• _What needs to be done_: Copy out exactly the lines from the one containing "OCR this image." through the end of the records, and no pictures.

• _Data for the task_:
.....
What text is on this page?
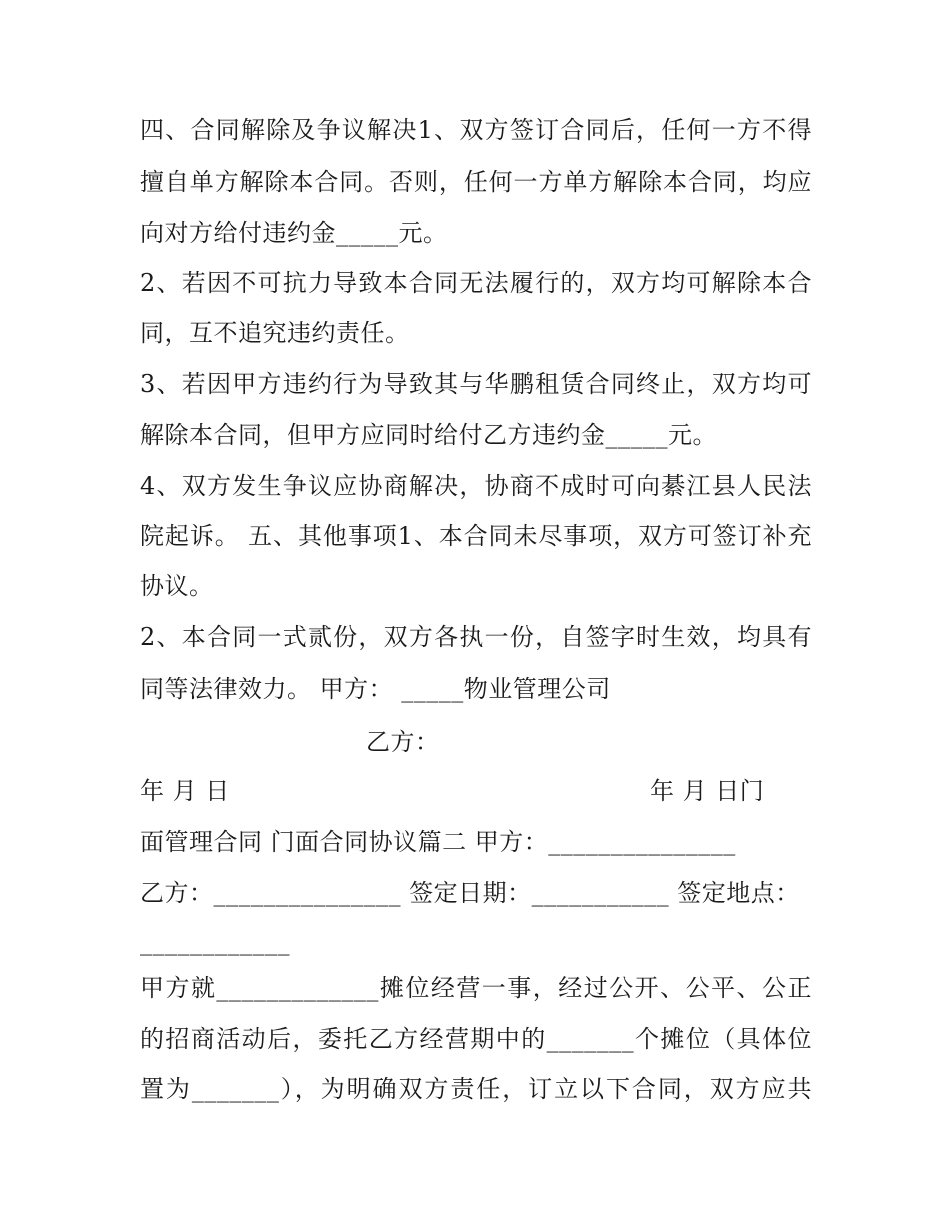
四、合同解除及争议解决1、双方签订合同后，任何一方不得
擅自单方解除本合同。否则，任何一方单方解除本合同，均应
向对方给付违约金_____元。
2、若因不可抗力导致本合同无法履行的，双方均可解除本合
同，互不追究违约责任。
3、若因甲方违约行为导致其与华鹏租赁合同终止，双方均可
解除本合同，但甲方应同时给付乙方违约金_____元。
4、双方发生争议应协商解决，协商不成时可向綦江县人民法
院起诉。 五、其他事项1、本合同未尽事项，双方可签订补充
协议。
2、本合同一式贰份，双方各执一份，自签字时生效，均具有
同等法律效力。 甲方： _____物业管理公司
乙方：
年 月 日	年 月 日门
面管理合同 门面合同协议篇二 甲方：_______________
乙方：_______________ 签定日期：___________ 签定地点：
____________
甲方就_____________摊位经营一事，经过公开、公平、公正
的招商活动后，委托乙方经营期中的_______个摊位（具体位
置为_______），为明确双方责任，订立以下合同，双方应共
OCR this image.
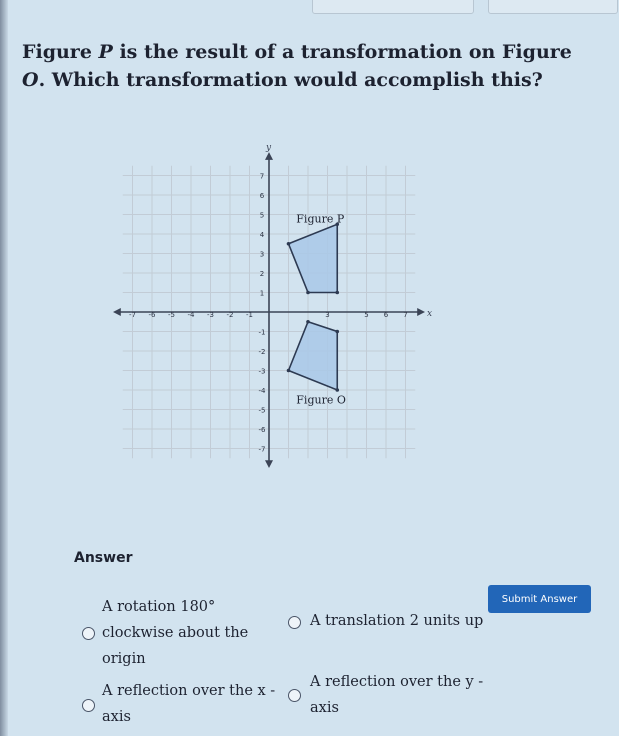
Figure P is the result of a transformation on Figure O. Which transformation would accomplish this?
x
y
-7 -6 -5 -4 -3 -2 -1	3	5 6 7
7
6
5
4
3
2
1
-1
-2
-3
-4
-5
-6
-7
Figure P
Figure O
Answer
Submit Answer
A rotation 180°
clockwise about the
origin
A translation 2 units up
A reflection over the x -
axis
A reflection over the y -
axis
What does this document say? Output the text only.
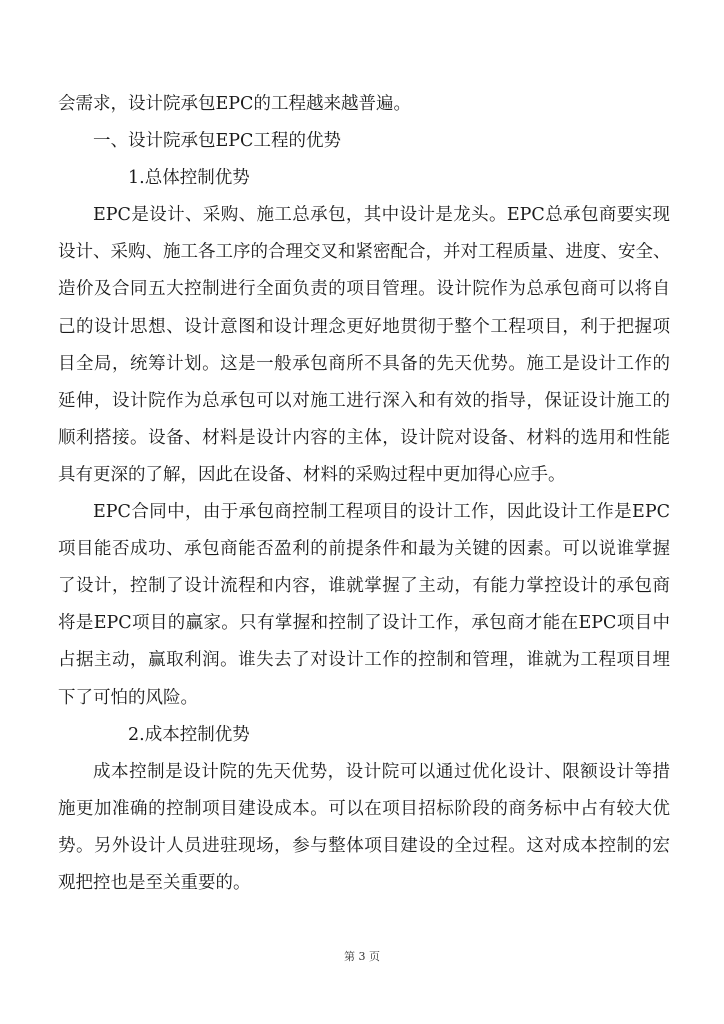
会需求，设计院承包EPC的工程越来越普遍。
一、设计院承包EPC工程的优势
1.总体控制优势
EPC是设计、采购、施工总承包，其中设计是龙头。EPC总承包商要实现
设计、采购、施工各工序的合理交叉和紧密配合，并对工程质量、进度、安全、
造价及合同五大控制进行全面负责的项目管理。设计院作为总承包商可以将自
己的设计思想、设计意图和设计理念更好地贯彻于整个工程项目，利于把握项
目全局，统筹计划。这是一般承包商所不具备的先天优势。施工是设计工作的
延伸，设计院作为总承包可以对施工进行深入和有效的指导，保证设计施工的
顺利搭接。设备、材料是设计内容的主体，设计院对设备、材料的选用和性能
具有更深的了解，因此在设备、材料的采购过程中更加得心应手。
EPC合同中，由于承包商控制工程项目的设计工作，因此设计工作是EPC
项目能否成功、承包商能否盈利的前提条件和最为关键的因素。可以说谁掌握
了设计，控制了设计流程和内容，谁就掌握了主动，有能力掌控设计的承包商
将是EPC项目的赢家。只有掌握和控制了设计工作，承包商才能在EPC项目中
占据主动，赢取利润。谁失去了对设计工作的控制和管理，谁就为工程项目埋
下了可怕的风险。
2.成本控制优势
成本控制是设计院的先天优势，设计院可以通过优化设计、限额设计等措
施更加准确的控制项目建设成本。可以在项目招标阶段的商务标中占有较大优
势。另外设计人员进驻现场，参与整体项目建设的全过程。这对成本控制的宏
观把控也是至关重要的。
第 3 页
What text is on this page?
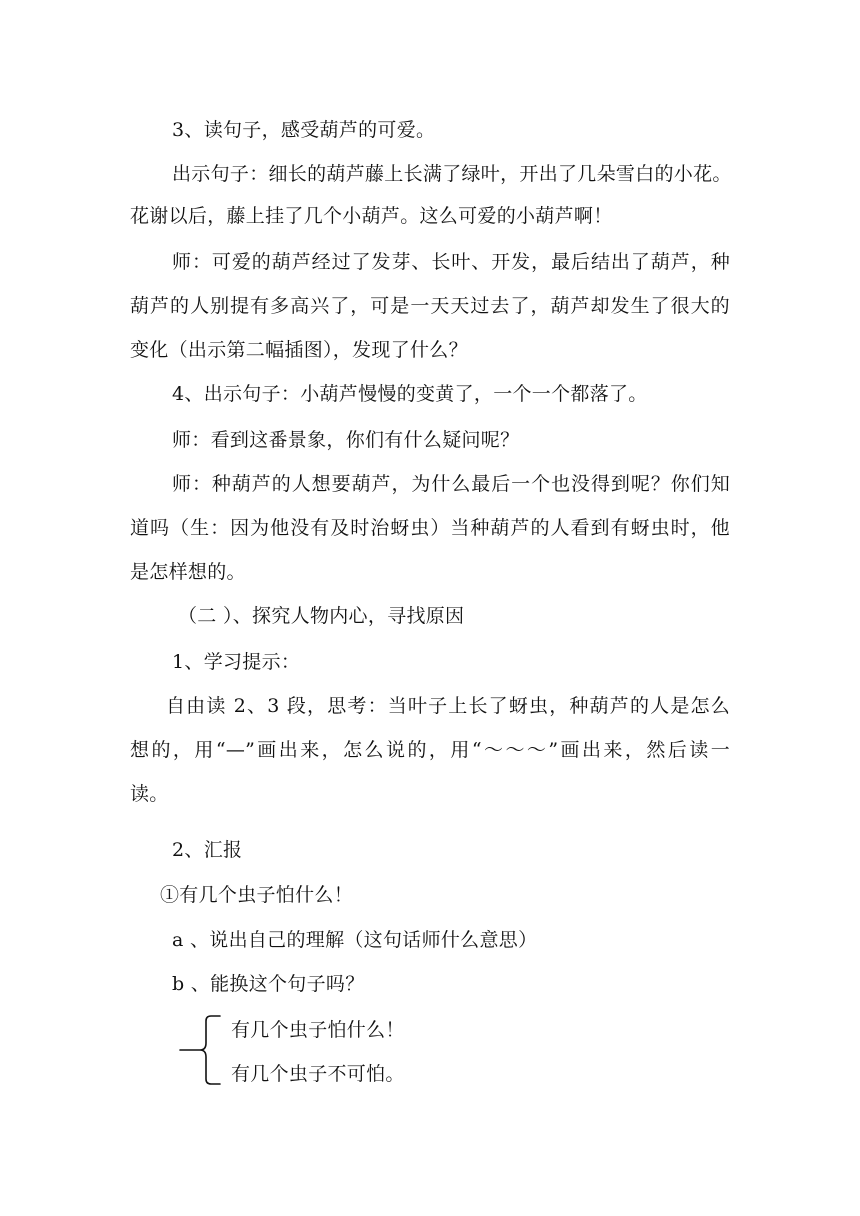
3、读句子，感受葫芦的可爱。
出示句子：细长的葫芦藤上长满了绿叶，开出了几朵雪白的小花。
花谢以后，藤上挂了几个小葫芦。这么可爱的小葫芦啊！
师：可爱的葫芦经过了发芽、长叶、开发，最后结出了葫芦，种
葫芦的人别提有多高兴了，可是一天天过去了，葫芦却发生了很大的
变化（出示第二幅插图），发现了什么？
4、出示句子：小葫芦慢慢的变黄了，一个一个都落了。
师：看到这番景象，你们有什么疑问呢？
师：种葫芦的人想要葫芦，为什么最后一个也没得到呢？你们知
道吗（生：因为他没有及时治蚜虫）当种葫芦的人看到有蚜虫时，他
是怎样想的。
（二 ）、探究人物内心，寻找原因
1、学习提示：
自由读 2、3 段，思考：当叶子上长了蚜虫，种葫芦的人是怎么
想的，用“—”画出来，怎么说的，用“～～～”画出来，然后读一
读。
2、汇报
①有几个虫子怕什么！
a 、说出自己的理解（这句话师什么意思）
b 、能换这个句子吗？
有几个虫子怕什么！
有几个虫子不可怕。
.....
• _Result of the exercise_:
OCR this image.
Figure P is the result of a transformation on Figure O. Which transformation would accomplish this?
x
y
-7 -6 -5 -4 -3 -2 -1	3	5 6 7
7
6
5
4
3
2
1
-1
-2
-3
-4
-5
-6
-7
Figure P
Figure O
Answer
Submit Answer
A rotation 180°
clockwise about the
origin
A translation 2 units up
A reflection over the x -
axis
A reflection over the y -
axis
What does this document say? Output the text only.
会需求，设计院承包EPC的工程越来越普遍。
一、设计院承包EPC工程的优势
1.总体控制优势
EPC是设计、采购、施工总承包，其中设计是龙头。EPC总承包商要实现
设计、采购、施工各工序的合理交叉和紧密配合，并对工程质量、进度、安全、
造价及合同五大控制进行全面负责的项目管理。设计院作为总承包商可以将自
己的设计思想、设计意图和设计理念更好地贯彻于整个工程项目，利于把握项
目全局，统筹计划。这是一般承包商所不具备的先天优势。施工是设计工作的
延伸，设计院作为总承包可以对施工进行深入和有效的指导，保证设计施工的
顺利搭接。设备、材料是设计内容的主体，设计院对设备、材料的选用和性能
具有更深的了解，因此在设备、材料的采购过程中更加得心应手。
EPC合同中，由于承包商控制工程项目的设计工作，因此设计工作是EPC
项目能否成功、承包商能否盈利的前提条件和最为关键的因素。可以说谁掌握
了设计，控制了设计流程和内容，谁就掌握了主动，有能力掌控设计的承包商
将是EPC项目的赢家。只有掌握和控制了设计工作，承包商才能在EPC项目中
占据主动，赢取利润。谁失去了对设计工作的控制和管理，谁就为工程项目埋
下了可怕的风险。
2.成本控制优势
成本控制是设计院的先天优势，设计院可以通过优化设计、限额设计等措
施更加准确的控制项目建设成本。可以在项目招标阶段的商务标中占有较大优
势。另外设计人员进驻现场，参与整体项目建设的全过程。这对成本控制的宏
观把控也是至关重要的。
第 3 页
What text is on this page?
3、读句子，感受葫芦的可爱。
出示句子：细长的葫芦藤上长满了绿叶，开出了几朵雪白的小花。
花谢以后，藤上挂了几个小葫芦。这么可爱的小葫芦啊！
师：可爱的葫芦经过了发芽、长叶、开发，最后结出了葫芦，种
葫芦的人别提有多高兴了，可是一天天过去了，葫芦却发生了很大的
变化（出示第二幅插图），发现了什么？
4、出示句子：小葫芦慢慢的变黄了，一个一个都落了。
师：看到这番景象，你们有什么疑问呢？
师：种葫芦的人想要葫芦，为什么最后一个也没得到呢？你们知
道吗（生：因为他没有及时治蚜虫）当种葫芦的人看到有蚜虫时，他
是怎样想的。
（二 ）、探究人物内心，寻找原因
1、学习提示：
自由读 2、3 段，思考：当叶子上长了蚜虫，种葫芦的人是怎么
想的，用“—”画出来，怎么说的，用“～～～”画出来，然后读一
读。
2、汇报
①有几个虫子怕什么！
a 、说出自己的理解（这句话师什么意思）
b 、能换这个句子吗？
有几个虫子怕什么！
有几个虫子不可怕。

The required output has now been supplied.